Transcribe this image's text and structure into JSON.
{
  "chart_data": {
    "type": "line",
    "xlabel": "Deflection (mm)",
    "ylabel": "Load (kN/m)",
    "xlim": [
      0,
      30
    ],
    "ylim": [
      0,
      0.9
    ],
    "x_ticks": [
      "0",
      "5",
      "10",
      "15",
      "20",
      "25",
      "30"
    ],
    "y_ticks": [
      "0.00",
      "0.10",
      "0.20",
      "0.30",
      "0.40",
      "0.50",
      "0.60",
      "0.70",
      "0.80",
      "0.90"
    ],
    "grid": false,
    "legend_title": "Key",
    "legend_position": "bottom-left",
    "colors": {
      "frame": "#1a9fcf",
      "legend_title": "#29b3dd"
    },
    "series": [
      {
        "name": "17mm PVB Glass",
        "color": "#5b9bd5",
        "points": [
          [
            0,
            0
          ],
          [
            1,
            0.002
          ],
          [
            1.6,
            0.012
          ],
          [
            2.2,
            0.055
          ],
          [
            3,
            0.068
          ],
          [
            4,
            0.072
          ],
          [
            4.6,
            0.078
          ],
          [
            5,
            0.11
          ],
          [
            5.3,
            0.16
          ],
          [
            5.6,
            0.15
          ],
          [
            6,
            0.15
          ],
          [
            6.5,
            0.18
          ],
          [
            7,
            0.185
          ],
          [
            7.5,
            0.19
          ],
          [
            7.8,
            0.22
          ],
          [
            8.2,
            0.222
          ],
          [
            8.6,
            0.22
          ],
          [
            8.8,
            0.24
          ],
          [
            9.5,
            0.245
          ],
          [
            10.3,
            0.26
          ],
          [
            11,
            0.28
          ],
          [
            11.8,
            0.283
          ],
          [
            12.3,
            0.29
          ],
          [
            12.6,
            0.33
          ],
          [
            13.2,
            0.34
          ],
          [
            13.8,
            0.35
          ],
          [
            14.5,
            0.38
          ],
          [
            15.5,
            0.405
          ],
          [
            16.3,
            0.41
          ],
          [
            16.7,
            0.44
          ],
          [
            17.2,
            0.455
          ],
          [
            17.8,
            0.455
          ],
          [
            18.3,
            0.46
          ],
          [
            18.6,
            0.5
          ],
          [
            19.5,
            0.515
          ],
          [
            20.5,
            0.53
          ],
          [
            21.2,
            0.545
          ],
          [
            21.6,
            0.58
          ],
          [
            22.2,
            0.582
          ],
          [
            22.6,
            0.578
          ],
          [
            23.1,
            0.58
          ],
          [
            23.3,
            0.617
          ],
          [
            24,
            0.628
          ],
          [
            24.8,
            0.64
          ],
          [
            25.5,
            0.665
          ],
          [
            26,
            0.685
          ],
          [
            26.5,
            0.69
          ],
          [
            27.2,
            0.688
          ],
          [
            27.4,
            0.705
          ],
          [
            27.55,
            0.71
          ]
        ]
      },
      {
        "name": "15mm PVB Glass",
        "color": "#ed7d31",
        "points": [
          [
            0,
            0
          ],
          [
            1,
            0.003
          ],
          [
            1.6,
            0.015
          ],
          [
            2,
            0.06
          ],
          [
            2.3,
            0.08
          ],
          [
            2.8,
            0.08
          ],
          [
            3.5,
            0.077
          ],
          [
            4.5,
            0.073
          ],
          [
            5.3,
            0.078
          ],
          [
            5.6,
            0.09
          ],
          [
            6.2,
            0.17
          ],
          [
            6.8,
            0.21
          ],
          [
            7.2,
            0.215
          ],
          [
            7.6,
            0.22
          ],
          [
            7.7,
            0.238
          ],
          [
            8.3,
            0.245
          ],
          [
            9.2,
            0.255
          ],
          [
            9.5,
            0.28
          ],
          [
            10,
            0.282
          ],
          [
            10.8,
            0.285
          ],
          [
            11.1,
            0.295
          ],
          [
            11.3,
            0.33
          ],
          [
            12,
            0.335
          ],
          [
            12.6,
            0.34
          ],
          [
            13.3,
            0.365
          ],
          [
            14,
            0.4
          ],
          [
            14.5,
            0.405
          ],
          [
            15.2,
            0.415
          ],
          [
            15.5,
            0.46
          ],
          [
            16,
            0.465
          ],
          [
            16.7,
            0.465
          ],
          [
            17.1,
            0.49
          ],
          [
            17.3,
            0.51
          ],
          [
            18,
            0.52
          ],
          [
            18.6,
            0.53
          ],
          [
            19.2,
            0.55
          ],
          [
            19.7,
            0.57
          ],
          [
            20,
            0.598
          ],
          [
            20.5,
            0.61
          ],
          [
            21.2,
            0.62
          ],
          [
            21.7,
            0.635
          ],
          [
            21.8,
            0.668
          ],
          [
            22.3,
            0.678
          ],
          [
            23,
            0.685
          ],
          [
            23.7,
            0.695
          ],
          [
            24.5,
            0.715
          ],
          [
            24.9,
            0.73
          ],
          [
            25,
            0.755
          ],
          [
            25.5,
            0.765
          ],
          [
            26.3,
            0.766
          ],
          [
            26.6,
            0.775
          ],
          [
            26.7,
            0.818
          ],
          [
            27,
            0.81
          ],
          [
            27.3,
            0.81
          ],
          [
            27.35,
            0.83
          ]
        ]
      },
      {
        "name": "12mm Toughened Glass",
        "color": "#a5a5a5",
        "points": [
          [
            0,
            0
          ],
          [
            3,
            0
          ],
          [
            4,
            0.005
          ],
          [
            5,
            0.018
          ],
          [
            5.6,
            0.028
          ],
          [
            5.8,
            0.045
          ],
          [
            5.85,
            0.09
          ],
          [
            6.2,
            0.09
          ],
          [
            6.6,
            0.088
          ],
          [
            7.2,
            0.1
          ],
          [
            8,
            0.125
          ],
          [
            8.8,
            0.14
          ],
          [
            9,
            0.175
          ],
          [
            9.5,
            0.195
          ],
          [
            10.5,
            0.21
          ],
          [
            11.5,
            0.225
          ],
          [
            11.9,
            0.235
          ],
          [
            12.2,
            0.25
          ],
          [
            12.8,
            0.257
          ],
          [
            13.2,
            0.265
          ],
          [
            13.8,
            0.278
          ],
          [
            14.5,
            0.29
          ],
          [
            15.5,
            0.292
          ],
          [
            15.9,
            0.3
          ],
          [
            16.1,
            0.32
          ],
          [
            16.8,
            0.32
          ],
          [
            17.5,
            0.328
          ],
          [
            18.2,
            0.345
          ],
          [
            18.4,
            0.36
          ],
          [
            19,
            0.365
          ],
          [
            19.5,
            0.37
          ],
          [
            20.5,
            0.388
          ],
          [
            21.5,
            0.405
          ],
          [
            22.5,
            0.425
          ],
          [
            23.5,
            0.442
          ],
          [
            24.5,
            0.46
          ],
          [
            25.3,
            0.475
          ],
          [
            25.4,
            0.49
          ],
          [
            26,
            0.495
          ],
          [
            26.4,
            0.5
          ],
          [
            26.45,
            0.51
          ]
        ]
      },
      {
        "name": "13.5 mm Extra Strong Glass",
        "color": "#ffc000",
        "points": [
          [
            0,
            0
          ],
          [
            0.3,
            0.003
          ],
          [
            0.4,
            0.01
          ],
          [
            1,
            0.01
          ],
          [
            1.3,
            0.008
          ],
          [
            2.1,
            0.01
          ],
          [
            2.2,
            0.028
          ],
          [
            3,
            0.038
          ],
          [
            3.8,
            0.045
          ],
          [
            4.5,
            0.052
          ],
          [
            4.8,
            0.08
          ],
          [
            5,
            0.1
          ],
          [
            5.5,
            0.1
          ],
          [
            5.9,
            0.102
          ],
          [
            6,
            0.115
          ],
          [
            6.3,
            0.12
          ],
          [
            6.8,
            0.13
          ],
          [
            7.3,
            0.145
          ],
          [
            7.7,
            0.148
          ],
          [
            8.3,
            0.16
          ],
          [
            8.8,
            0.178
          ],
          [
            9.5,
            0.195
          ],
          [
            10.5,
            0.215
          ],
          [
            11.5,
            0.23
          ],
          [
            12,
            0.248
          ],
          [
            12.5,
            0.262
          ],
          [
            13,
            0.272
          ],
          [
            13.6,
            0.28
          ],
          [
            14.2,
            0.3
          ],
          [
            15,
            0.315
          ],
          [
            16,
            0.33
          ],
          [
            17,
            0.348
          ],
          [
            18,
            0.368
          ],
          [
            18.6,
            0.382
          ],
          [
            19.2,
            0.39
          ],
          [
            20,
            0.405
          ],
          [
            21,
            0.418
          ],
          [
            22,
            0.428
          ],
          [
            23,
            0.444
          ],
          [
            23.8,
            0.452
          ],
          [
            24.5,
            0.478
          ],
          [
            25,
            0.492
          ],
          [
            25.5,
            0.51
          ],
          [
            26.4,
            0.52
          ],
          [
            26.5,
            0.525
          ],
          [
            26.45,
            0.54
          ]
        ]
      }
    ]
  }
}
:::
### Aim of the task
Which lines of the data above contain "name"? Copy each one.

### Task response
        "name": "17mm PVB Glass",
        "name": "15mm PVB Glass",
        "name": "12mm Toughened Glass",
        "name": "13.5 mm Extra Strong Glass",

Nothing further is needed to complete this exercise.